[Raw records]
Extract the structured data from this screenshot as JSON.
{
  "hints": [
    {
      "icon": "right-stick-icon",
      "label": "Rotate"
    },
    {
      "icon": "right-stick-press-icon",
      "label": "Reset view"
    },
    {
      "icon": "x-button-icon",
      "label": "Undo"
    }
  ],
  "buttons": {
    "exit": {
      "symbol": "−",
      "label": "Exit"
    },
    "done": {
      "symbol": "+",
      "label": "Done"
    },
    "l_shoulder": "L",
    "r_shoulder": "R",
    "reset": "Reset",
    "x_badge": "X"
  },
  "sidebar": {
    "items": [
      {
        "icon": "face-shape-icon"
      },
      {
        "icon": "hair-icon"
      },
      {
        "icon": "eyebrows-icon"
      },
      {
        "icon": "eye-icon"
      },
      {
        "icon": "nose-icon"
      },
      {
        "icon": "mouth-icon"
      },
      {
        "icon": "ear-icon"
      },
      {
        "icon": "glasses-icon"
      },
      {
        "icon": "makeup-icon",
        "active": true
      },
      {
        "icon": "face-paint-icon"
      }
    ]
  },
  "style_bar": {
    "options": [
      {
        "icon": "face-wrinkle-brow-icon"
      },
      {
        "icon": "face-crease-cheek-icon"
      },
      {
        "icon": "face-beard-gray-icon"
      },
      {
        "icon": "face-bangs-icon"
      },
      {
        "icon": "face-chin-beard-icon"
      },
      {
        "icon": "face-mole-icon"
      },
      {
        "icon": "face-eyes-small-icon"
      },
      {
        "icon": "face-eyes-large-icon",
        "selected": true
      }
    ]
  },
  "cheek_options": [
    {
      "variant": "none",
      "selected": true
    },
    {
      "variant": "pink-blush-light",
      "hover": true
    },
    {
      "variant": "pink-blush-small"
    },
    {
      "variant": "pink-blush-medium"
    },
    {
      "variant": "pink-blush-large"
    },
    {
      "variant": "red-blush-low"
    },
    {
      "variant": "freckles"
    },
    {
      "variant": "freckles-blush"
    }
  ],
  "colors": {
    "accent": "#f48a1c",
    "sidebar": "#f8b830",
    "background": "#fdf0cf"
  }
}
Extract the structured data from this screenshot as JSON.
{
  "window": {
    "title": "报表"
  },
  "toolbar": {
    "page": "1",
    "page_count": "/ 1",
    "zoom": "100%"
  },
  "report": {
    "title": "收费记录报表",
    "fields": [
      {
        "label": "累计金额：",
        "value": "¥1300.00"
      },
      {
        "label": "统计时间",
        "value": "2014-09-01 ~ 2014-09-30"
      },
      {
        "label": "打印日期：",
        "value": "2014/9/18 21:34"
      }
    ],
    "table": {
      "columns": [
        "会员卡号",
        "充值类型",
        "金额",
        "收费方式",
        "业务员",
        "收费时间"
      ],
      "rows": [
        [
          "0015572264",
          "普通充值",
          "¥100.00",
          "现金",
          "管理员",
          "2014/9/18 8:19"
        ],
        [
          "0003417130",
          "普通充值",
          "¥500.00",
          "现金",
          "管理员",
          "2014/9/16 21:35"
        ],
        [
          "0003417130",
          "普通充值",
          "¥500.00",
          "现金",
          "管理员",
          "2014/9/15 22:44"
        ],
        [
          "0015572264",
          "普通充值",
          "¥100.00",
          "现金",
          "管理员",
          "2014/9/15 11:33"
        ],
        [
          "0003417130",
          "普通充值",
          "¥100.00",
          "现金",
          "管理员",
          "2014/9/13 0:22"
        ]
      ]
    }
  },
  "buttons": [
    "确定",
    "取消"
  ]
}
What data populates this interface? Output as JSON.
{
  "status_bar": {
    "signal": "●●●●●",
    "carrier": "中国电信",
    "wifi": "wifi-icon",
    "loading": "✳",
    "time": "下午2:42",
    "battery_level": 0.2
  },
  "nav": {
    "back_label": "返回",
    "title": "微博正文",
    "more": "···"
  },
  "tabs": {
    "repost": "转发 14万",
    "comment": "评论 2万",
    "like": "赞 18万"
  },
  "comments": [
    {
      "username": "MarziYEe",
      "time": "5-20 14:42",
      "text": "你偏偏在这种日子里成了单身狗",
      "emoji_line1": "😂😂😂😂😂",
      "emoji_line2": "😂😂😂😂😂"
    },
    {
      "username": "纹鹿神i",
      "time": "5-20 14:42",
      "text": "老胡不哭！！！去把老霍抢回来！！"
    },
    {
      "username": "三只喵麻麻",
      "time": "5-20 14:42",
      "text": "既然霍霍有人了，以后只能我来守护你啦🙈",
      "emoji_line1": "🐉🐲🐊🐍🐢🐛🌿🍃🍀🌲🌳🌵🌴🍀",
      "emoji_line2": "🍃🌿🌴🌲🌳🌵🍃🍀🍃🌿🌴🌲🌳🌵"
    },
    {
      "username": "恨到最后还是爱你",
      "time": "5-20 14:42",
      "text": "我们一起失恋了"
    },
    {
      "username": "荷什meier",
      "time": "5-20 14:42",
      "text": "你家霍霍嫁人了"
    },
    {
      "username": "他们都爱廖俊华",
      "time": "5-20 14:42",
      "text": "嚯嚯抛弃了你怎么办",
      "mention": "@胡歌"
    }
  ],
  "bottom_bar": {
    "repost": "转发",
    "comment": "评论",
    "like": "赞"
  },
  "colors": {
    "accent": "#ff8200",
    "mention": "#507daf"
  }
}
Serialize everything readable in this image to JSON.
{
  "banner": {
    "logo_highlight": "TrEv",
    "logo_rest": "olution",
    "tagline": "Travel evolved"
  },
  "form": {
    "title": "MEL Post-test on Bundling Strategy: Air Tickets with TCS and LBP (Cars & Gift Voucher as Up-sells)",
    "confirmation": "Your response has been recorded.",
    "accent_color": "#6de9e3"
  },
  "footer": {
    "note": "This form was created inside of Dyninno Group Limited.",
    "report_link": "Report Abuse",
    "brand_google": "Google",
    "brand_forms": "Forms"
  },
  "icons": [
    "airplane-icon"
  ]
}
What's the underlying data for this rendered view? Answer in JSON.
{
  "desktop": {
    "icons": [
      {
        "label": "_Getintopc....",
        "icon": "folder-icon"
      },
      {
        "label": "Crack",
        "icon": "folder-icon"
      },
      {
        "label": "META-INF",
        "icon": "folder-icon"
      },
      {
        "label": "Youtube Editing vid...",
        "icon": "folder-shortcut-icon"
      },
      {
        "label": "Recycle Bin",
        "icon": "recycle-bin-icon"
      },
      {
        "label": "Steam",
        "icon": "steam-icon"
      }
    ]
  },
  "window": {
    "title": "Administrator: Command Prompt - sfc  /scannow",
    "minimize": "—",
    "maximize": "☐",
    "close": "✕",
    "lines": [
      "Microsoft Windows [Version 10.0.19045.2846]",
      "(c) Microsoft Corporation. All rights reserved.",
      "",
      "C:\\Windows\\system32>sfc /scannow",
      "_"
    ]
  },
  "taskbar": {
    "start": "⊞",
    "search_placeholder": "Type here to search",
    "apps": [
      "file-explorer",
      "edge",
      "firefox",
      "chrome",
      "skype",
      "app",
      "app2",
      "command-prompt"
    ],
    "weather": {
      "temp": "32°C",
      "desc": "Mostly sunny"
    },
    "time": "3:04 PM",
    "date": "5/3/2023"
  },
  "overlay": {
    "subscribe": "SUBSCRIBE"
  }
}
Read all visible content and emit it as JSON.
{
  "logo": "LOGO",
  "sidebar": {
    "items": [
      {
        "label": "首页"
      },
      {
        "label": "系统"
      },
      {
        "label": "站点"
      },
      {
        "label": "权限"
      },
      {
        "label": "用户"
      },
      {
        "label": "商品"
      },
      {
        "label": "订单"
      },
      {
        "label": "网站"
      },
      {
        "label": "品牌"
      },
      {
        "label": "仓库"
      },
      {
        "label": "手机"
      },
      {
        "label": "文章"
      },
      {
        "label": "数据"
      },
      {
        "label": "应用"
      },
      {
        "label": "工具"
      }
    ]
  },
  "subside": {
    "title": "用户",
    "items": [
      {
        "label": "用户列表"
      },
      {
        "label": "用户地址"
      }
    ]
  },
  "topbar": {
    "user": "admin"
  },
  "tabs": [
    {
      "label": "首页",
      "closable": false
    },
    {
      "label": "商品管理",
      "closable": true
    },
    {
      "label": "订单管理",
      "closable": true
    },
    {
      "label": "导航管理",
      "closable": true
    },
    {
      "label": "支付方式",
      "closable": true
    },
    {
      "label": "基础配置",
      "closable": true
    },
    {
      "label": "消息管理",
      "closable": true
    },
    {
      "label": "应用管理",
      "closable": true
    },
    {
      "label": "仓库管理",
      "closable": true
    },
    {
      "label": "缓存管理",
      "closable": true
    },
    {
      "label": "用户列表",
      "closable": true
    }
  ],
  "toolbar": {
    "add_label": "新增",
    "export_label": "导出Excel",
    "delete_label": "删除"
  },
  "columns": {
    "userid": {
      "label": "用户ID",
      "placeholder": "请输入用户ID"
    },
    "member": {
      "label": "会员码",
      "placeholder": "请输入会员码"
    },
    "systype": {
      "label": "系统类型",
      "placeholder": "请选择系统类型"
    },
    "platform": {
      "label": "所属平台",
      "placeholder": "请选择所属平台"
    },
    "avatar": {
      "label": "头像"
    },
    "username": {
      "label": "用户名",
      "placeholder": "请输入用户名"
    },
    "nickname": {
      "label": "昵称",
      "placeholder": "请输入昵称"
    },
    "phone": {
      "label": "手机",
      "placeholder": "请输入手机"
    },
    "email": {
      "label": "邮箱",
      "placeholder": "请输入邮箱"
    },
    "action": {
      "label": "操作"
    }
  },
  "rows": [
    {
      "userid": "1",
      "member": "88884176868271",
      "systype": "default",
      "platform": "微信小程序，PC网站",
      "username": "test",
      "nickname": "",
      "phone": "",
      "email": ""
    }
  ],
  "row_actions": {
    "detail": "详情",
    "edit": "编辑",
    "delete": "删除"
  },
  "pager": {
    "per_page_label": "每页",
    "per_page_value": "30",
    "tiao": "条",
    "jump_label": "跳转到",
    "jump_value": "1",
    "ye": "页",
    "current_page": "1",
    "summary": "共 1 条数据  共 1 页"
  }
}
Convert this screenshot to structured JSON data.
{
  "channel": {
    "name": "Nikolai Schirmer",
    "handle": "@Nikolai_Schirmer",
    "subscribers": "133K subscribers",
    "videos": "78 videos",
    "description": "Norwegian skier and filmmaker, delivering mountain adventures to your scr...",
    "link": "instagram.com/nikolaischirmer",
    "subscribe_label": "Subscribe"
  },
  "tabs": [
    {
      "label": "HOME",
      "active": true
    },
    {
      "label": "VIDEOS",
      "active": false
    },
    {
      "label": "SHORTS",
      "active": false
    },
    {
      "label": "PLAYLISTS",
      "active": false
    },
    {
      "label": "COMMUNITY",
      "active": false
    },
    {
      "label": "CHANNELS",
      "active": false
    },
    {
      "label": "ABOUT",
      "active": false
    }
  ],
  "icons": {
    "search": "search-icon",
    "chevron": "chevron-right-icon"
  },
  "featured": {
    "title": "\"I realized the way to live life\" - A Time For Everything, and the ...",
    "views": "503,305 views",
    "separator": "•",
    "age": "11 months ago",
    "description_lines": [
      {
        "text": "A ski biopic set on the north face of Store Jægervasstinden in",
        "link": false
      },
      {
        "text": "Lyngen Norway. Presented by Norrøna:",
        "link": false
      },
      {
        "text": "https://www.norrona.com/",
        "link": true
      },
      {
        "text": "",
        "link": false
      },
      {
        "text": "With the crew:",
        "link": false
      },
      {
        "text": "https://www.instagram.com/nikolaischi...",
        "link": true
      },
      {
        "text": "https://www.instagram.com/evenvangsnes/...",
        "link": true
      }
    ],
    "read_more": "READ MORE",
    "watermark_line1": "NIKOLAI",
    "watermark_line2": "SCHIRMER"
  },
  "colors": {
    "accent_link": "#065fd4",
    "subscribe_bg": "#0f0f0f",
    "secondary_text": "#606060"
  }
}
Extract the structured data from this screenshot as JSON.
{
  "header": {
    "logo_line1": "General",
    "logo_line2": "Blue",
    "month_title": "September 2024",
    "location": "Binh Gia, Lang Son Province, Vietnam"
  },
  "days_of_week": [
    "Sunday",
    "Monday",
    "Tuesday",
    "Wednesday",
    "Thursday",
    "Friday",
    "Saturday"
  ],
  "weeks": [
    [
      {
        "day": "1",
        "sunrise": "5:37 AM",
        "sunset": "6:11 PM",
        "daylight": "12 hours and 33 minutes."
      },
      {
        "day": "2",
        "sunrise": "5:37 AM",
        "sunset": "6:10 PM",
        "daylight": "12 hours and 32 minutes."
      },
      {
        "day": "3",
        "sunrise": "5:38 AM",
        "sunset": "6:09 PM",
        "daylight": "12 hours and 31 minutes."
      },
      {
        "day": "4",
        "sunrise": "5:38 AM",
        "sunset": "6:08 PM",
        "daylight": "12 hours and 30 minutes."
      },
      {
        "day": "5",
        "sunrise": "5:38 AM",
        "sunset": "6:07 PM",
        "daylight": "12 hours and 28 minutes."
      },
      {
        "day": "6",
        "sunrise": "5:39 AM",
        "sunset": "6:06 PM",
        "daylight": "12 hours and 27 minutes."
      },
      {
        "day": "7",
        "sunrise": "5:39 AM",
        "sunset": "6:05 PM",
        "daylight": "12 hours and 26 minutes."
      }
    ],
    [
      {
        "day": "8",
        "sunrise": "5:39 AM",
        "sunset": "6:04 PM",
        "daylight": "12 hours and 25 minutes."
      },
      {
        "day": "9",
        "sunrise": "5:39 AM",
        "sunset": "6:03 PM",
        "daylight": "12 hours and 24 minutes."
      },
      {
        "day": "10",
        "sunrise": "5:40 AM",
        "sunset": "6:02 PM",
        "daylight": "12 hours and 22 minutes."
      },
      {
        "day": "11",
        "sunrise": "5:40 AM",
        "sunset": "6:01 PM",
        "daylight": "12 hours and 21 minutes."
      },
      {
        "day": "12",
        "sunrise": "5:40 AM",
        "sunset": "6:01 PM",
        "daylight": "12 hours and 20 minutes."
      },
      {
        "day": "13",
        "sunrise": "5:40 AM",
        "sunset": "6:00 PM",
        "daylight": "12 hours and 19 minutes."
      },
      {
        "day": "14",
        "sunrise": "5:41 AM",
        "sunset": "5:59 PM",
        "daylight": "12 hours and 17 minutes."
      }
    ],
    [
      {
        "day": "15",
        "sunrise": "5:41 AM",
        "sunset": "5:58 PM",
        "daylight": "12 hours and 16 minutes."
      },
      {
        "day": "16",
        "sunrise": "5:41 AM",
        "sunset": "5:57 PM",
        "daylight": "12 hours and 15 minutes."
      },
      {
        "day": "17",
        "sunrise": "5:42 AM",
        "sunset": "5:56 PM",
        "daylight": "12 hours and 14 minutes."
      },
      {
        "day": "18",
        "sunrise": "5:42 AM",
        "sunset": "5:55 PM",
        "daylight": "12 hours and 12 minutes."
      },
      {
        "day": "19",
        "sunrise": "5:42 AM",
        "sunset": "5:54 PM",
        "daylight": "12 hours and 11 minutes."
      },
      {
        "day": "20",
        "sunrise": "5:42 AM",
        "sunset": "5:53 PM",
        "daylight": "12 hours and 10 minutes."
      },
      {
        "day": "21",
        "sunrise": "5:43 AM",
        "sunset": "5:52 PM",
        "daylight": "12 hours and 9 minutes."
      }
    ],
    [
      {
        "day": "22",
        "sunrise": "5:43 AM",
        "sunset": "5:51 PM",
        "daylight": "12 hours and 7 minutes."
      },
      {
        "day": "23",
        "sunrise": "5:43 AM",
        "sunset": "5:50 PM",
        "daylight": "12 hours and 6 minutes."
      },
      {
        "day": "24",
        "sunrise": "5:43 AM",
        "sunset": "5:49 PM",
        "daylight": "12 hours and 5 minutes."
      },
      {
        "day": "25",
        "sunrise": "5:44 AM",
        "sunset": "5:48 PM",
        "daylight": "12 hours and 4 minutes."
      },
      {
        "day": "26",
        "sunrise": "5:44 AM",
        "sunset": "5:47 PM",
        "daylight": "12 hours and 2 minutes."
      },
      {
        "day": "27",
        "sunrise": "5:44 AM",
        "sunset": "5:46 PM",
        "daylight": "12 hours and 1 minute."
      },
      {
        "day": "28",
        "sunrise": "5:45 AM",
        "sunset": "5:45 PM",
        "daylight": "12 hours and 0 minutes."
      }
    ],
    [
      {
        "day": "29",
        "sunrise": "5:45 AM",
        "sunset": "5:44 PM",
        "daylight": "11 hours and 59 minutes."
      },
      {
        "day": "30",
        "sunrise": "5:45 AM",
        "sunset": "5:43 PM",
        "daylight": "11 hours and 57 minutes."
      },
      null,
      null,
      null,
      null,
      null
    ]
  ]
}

TASK TO CARRY OUT
Your task is to report how many lines of the material include the string "Microsoft". Give the number and no other words.

SOLUTION TO THIS EXERCISE
2